-- START OF Given entries --

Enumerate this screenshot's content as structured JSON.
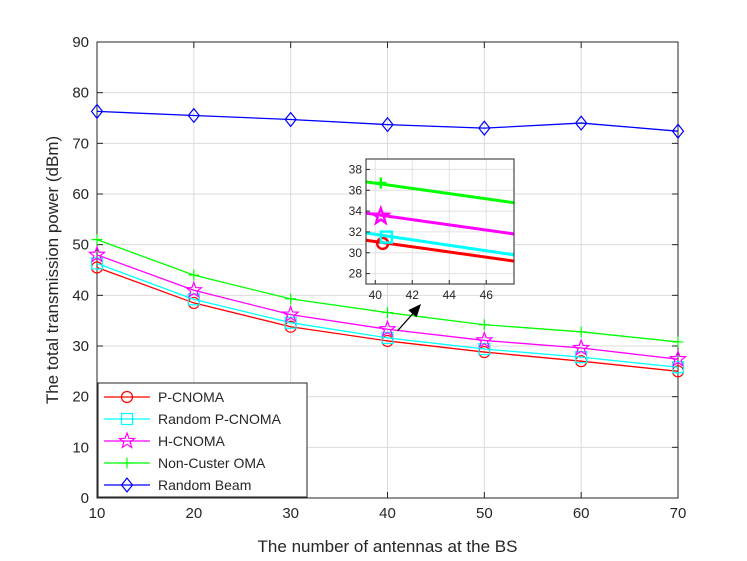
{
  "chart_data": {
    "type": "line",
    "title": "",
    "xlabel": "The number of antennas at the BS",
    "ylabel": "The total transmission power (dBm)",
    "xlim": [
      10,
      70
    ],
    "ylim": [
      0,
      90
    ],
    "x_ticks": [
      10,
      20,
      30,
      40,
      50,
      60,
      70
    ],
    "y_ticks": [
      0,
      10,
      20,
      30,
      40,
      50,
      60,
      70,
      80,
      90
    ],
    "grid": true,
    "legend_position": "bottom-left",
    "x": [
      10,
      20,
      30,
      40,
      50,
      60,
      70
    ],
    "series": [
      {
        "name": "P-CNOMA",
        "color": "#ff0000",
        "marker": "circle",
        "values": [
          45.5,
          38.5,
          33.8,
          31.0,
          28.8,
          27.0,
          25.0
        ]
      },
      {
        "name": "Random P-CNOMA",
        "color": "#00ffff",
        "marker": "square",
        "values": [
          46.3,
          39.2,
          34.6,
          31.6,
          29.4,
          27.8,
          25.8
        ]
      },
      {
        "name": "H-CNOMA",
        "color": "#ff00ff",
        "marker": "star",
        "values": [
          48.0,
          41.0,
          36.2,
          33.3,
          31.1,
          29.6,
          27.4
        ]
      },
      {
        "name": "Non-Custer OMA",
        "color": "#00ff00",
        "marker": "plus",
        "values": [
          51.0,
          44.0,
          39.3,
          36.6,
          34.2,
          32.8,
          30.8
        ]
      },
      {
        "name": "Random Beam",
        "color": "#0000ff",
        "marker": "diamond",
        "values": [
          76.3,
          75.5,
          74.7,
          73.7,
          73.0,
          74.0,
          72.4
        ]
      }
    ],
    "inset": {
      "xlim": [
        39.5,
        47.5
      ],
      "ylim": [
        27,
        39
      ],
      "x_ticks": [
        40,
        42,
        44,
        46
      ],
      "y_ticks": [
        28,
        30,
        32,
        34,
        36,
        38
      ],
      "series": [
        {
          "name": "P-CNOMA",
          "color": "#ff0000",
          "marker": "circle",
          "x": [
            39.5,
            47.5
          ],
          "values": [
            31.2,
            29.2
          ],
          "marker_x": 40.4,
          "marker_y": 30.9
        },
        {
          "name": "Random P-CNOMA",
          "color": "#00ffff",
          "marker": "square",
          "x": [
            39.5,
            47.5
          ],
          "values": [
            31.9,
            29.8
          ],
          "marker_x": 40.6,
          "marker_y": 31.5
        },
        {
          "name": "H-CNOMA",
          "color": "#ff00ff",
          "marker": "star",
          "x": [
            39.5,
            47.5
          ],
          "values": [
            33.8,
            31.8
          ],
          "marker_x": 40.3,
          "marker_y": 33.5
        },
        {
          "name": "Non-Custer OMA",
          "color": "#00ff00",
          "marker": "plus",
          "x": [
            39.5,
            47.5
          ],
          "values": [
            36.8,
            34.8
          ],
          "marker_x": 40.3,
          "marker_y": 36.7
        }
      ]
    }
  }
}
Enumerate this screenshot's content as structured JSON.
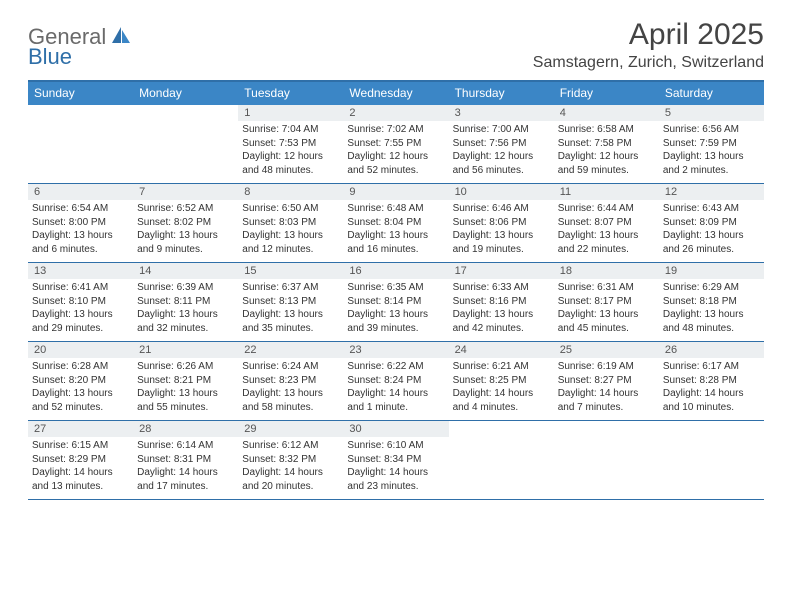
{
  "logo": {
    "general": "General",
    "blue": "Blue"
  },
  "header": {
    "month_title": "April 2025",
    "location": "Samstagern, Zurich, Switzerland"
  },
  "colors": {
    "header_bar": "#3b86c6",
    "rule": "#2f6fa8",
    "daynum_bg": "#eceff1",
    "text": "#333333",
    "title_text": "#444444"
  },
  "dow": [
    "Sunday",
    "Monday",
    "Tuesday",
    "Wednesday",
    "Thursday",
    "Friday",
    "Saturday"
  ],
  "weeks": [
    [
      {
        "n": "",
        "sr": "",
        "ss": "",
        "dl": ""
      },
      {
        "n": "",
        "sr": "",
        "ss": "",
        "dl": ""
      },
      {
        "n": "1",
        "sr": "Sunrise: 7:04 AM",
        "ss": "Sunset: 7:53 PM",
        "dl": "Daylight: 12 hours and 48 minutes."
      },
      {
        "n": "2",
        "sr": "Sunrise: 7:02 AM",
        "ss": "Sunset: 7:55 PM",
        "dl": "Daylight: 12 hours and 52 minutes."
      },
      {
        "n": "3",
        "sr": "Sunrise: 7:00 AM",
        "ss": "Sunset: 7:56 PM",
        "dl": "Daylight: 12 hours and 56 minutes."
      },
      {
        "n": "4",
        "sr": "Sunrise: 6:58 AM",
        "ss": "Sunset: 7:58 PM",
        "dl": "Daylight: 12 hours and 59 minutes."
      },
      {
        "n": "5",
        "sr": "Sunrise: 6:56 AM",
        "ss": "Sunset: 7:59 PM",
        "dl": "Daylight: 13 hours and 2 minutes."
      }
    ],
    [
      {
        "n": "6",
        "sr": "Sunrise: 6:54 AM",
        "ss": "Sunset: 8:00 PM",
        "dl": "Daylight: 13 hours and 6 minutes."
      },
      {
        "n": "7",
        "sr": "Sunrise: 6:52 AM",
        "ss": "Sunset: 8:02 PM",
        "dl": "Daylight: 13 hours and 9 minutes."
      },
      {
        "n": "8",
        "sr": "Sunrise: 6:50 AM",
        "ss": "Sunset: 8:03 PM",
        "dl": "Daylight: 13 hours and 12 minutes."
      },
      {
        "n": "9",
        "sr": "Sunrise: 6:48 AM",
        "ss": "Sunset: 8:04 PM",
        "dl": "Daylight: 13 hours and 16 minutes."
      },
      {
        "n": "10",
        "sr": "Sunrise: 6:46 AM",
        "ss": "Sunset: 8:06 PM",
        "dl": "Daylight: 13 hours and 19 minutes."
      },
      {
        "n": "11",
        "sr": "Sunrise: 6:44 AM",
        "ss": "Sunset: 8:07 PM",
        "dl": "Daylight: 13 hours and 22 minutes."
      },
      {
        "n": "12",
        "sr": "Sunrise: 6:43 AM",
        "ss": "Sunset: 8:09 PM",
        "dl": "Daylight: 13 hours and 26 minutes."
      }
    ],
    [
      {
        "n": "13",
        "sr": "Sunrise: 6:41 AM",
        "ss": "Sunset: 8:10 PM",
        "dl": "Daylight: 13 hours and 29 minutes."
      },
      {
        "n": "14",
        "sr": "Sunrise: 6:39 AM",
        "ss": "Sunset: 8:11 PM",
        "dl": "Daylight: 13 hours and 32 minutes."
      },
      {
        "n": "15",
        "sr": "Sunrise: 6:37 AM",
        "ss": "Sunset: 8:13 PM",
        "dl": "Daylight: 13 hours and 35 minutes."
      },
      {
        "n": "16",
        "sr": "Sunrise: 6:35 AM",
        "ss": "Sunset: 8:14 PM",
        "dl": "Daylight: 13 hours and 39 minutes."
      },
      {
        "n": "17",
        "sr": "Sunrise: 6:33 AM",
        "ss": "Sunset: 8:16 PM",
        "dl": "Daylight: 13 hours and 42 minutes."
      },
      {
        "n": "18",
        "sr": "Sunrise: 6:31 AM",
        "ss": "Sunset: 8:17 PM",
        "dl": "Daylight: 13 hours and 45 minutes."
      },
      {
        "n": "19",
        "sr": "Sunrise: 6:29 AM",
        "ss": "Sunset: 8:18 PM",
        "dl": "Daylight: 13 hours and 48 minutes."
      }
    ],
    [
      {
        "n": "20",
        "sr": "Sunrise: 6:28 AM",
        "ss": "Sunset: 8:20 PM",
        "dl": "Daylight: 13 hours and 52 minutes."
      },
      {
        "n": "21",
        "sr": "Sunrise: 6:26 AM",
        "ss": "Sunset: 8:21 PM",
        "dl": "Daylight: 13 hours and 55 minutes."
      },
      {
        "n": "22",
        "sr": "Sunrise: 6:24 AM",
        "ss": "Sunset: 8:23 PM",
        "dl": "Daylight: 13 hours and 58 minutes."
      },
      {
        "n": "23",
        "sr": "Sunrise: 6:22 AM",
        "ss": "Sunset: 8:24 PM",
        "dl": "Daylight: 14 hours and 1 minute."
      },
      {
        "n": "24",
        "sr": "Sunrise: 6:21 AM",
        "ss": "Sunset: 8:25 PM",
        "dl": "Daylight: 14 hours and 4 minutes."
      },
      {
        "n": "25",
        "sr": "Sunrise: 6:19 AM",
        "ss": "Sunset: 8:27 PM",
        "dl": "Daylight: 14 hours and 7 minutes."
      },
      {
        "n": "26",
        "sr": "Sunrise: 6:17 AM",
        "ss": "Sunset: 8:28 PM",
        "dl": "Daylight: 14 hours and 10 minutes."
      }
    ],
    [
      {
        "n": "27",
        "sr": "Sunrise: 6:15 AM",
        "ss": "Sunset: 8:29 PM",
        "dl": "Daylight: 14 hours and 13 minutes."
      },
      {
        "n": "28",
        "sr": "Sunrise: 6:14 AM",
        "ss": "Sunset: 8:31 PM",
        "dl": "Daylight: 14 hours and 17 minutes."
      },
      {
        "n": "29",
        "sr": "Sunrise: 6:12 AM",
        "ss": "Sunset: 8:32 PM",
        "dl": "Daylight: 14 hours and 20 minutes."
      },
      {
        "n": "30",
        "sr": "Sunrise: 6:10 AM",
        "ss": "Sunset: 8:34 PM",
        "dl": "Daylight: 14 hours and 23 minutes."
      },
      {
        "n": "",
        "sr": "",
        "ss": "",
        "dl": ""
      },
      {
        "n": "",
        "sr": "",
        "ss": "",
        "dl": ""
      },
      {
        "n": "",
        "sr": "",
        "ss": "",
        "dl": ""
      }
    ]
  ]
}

-- END OF Given entries --

### Written instruction
Using the material above, report each line where "CNOMA" occurs.

### Solution below
        "name": "P-CNOMA",
        "name": "Random P-CNOMA",
        "name": "H-CNOMA",
          "name": "P-CNOMA",
          "name": "Random P-CNOMA",
          "name": "H-CNOMA",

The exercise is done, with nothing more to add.